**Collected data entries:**
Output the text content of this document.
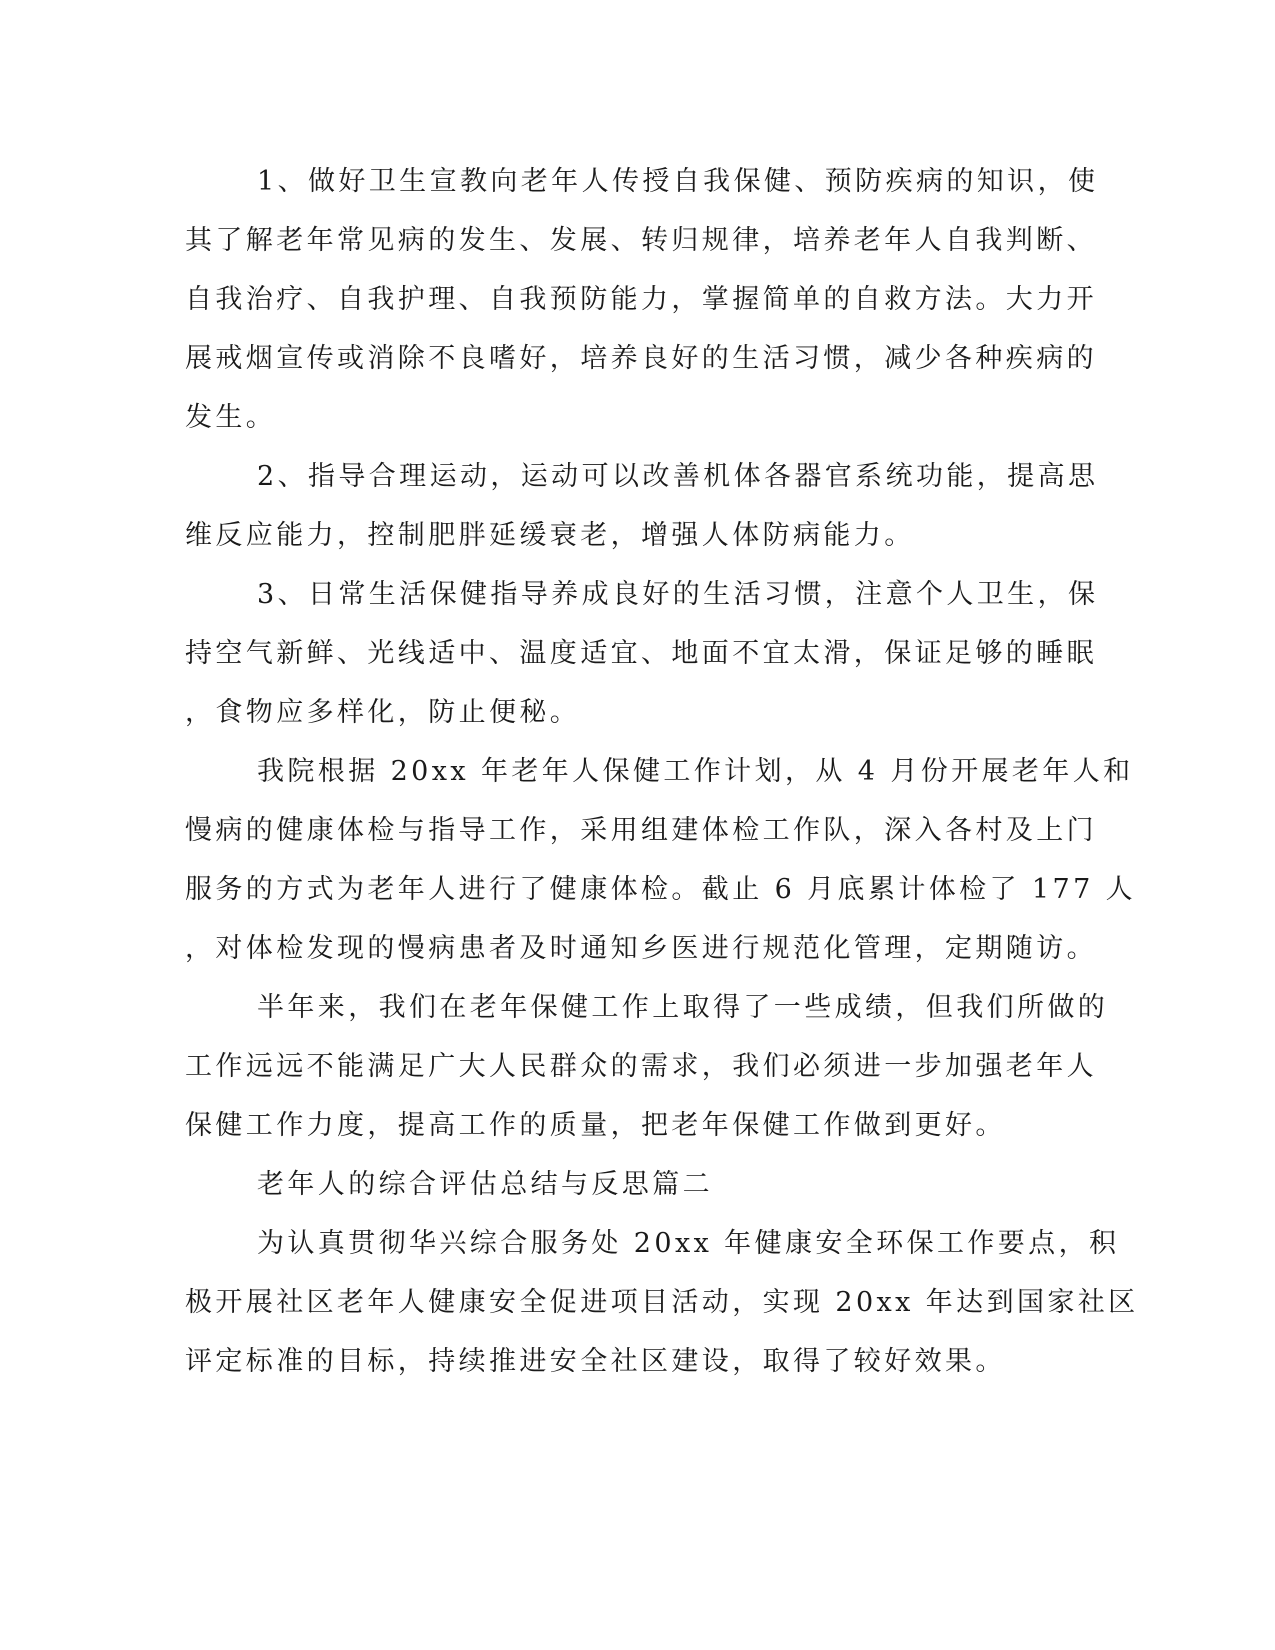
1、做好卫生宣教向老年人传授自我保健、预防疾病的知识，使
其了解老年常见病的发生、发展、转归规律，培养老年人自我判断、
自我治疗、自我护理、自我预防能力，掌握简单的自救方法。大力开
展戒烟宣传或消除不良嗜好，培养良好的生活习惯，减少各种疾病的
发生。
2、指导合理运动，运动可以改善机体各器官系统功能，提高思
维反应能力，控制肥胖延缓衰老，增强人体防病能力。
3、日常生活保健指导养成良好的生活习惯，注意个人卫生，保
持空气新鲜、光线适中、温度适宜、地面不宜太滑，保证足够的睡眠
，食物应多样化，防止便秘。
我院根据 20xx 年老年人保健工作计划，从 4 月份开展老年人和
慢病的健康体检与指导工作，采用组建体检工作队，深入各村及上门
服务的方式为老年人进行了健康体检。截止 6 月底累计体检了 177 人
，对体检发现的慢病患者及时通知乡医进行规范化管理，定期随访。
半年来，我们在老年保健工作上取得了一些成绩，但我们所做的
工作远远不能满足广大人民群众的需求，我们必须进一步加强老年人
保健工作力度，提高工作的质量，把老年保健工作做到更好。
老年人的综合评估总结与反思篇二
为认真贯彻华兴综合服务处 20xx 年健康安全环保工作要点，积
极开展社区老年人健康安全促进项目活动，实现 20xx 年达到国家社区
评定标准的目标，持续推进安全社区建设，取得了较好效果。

**What you will do:** Can you repeat every record above exactly, apart from the pictures?

**Response to the task:**
Output the text content of this document.
1、做好卫生宣教向老年人传授自我保健、预防疾病的知识，使
其了解老年常见病的发生、发展、转归规律，培养老年人自我判断、
自我治疗、自我护理、自我预防能力，掌握简单的自救方法。大力开
展戒烟宣传或消除不良嗜好，培养良好的生活习惯，减少各种疾病的
发生。
2、指导合理运动，运动可以改善机体各器官系统功能，提高思
维反应能力，控制肥胖延缓衰老，增强人体防病能力。
3、日常生活保健指导养成良好的生活习惯，注意个人卫生，保
持空气新鲜、光线适中、温度适宜、地面不宜太滑，保证足够的睡眠
，食物应多样化，防止便秘。
我院根据 20xx 年老年人保健工作计划，从 4 月份开展老年人和
慢病的健康体检与指导工作，采用组建体检工作队，深入各村及上门
服务的方式为老年人进行了健康体检。截止 6 月底累计体检了 177 人
，对体检发现的慢病患者及时通知乡医进行规范化管理，定期随访。
半年来，我们在老年保健工作上取得了一些成绩，但我们所做的
工作远远不能满足广大人民群众的需求，我们必须进一步加强老年人
保健工作力度，提高工作的质量，把老年保健工作做到更好。
老年人的综合评估总结与反思篇二
为认真贯彻华兴综合服务处 20xx 年健康安全环保工作要点，积
极开展社区老年人健康安全促进项目活动，实现 20xx 年达到国家社区
评定标准的目标，持续推进安全社区建设，取得了较好效果。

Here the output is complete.